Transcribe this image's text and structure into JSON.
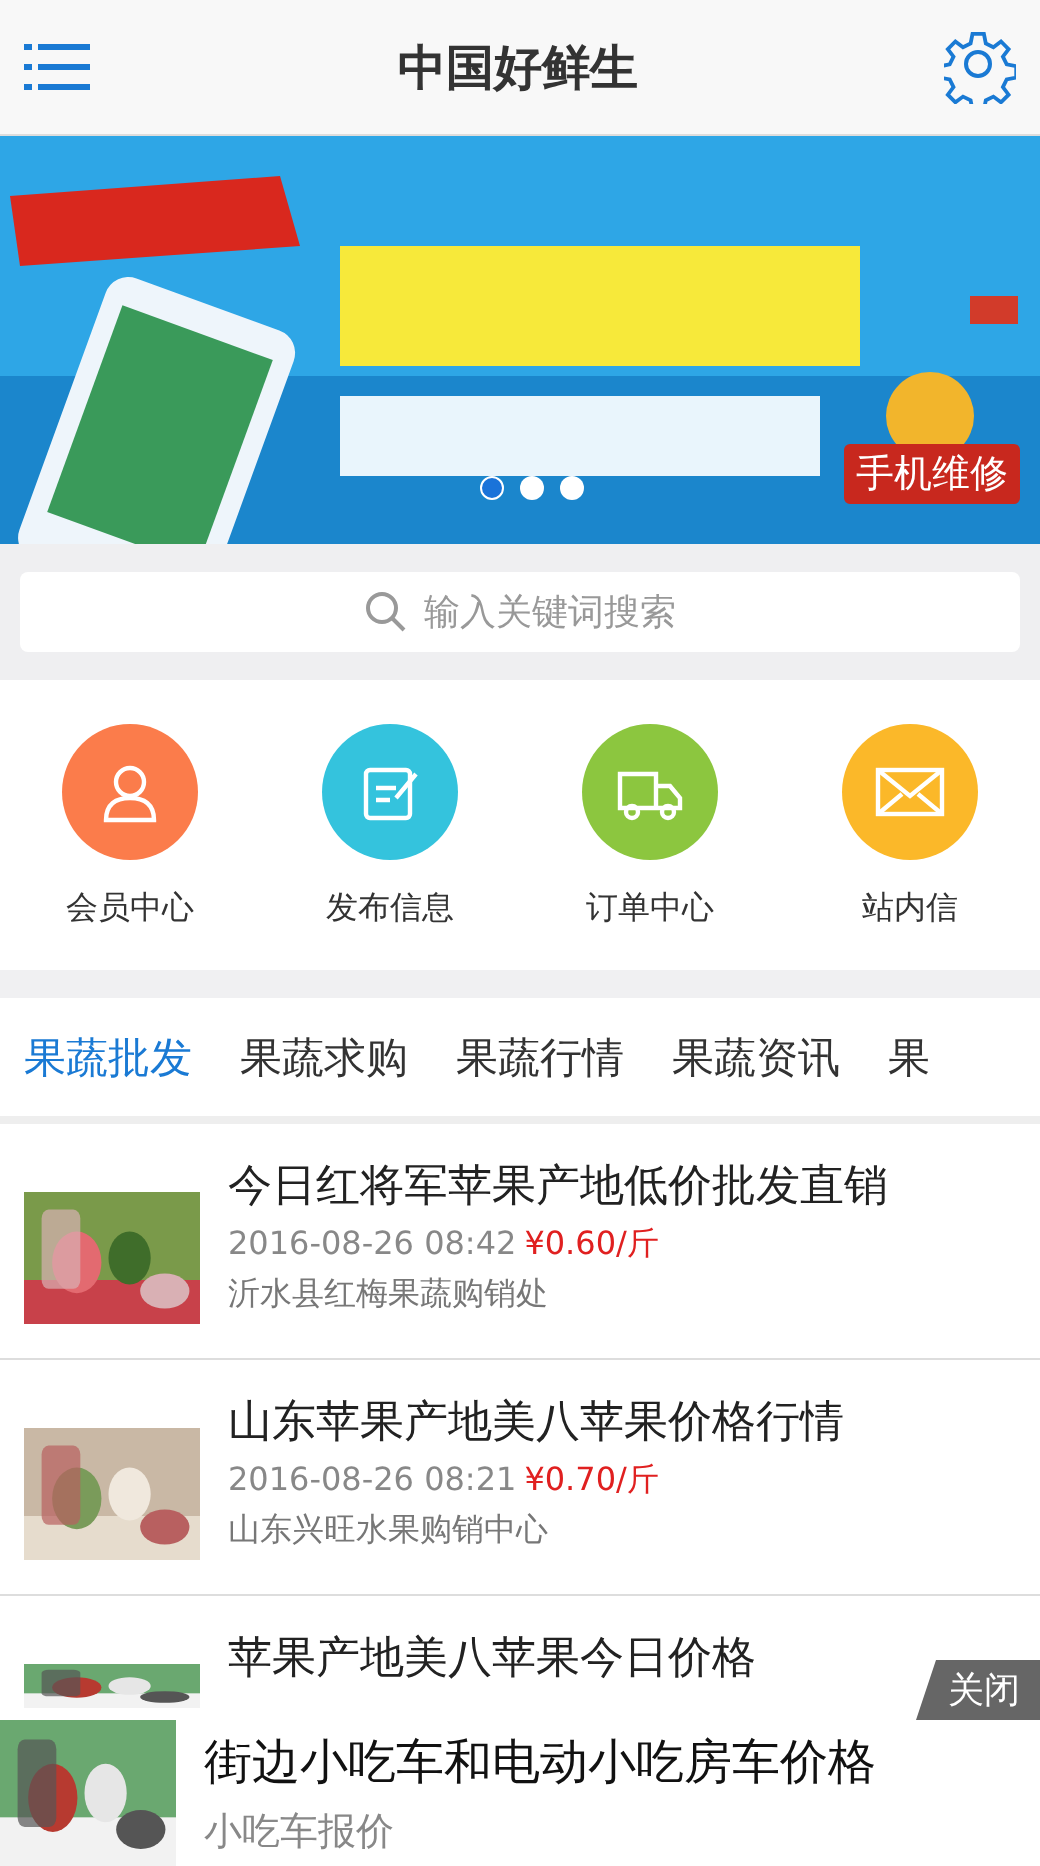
{
  "header": {
    "title": "中国好鲜生"
  },
  "banner": {
    "badge": "手机维修",
    "dots": [
      {
        "selected": true
      },
      {
        "selected": false
      },
      {
        "selected": false
      }
    ]
  },
  "search": {
    "placeholder": "输入关键词搜索"
  },
  "shortcuts": [
    {
      "label": "会员中心",
      "kind": "user",
      "color": "#fb7c4b"
    },
    {
      "label": "发布信息",
      "kind": "edit",
      "color": "#34c3dd"
    },
    {
      "label": "订单中心",
      "kind": "truck",
      "color": "#8cc63f"
    },
    {
      "label": "站内信",
      "kind": "mail",
      "color": "#fbb829"
    }
  ],
  "tabs": [
    {
      "label": "果蔬批发",
      "selected": true
    },
    {
      "label": "果蔬求购",
      "selected": false
    },
    {
      "label": "果蔬行情",
      "selected": false
    },
    {
      "label": "果蔬资讯",
      "selected": false
    },
    {
      "label": "果",
      "selected": false
    }
  ],
  "listings": [
    {
      "title": "今日红将军苹果产地低价批发直销",
      "date": "2016-08-26 08:42",
      "price": "¥0.60/斤",
      "seller": "沂水县红梅果蔬购销处"
    },
    {
      "title": "山东苹果产地美八苹果价格行情",
      "date": "2016-08-26 08:21",
      "price": "¥0.70/斤",
      "seller": "山东兴旺水果购销中心"
    },
    {
      "title": "苹果产地美八苹果今日价格"
    }
  ],
  "ad": {
    "close": "关闭",
    "title": "街边小吃车和电动小吃房车价格",
    "subtitle": "小吃车报价"
  }
}
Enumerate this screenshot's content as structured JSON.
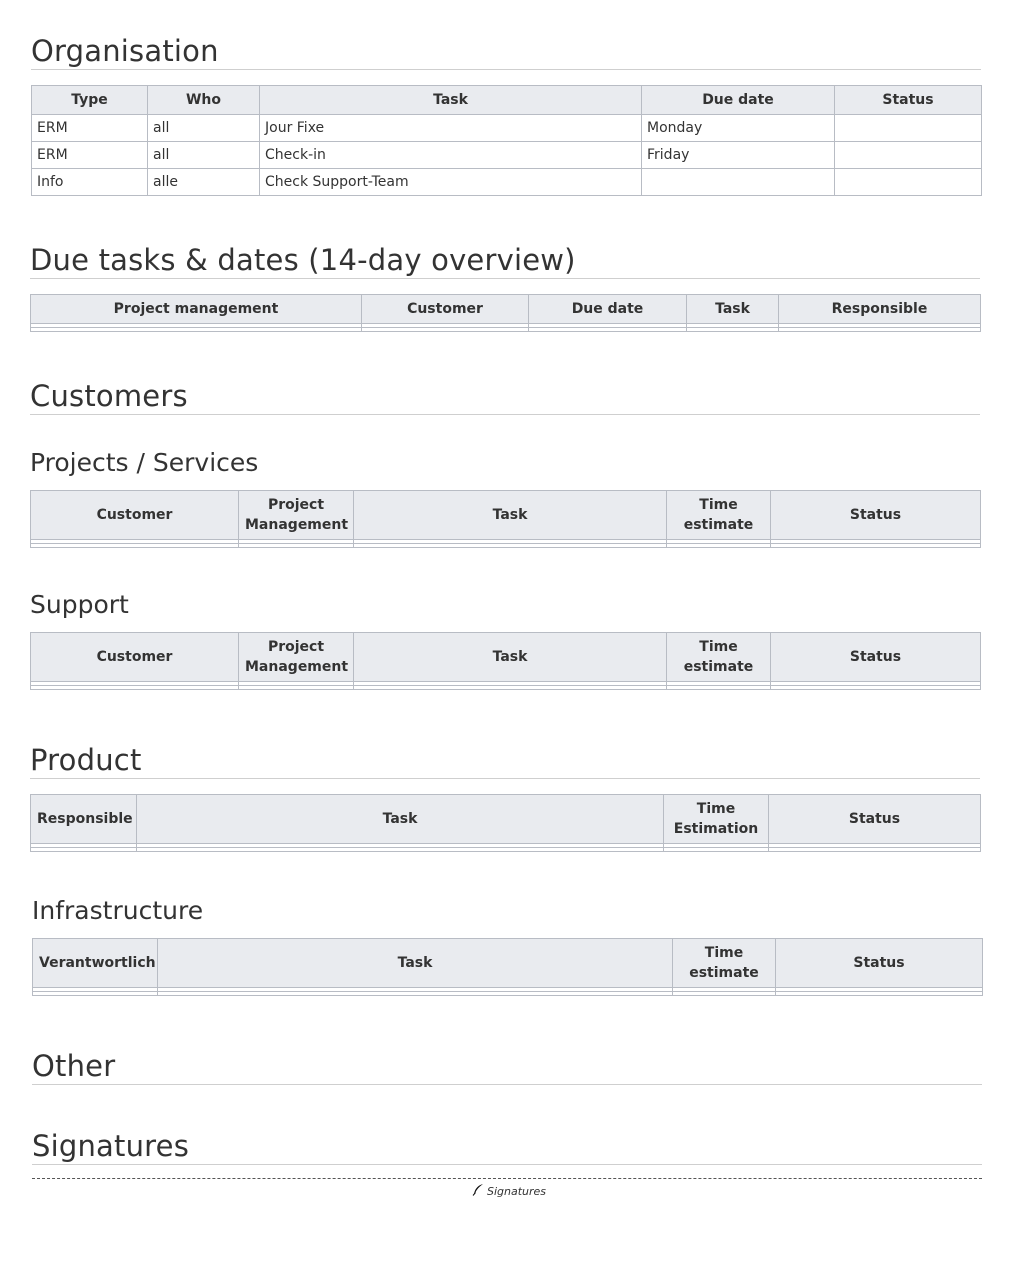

____________________

**What is needed:** Of the lines in the material, how many include "kind"? Respond with the number alone.

**Answer to this task:** 4